> _WRITTEN INSTRUCTION_: Pick out each line below containing "Lodz".

> _ITEMS_:

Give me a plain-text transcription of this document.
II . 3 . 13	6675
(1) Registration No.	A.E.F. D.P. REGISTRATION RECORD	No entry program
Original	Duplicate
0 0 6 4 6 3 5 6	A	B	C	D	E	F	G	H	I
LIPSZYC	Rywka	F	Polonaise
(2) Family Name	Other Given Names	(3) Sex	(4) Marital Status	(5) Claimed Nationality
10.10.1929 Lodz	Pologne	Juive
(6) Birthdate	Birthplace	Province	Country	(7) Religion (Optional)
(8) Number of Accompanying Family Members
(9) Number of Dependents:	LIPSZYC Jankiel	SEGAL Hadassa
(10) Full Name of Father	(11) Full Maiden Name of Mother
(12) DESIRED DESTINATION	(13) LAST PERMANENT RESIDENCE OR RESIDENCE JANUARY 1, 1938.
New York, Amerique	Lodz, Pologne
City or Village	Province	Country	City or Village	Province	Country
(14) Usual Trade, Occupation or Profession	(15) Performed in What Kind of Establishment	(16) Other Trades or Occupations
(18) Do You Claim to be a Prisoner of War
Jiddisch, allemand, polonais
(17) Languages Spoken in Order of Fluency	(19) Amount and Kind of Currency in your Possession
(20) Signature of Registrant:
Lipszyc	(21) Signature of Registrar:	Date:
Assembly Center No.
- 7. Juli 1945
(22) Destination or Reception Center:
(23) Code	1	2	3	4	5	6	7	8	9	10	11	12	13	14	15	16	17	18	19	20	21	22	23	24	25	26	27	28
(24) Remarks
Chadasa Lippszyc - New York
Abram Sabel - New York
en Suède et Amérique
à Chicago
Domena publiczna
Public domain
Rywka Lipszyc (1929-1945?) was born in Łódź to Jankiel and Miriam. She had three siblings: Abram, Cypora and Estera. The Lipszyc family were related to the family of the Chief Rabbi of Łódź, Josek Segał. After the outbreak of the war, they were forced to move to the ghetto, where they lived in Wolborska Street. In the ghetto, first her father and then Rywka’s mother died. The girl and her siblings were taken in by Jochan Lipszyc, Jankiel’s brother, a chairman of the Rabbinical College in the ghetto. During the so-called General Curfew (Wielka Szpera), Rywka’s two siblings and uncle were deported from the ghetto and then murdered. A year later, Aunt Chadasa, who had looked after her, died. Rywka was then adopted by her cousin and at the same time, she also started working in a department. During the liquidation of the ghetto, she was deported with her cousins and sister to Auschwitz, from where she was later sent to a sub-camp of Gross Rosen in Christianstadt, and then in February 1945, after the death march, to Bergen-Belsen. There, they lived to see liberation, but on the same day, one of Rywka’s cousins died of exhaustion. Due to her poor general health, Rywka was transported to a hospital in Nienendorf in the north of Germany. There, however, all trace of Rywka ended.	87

> _EXERCISE OUTPUT_:
10.10.1929 Lodz	Pologne	Juive
New York, Amerique	Lodz, Pologne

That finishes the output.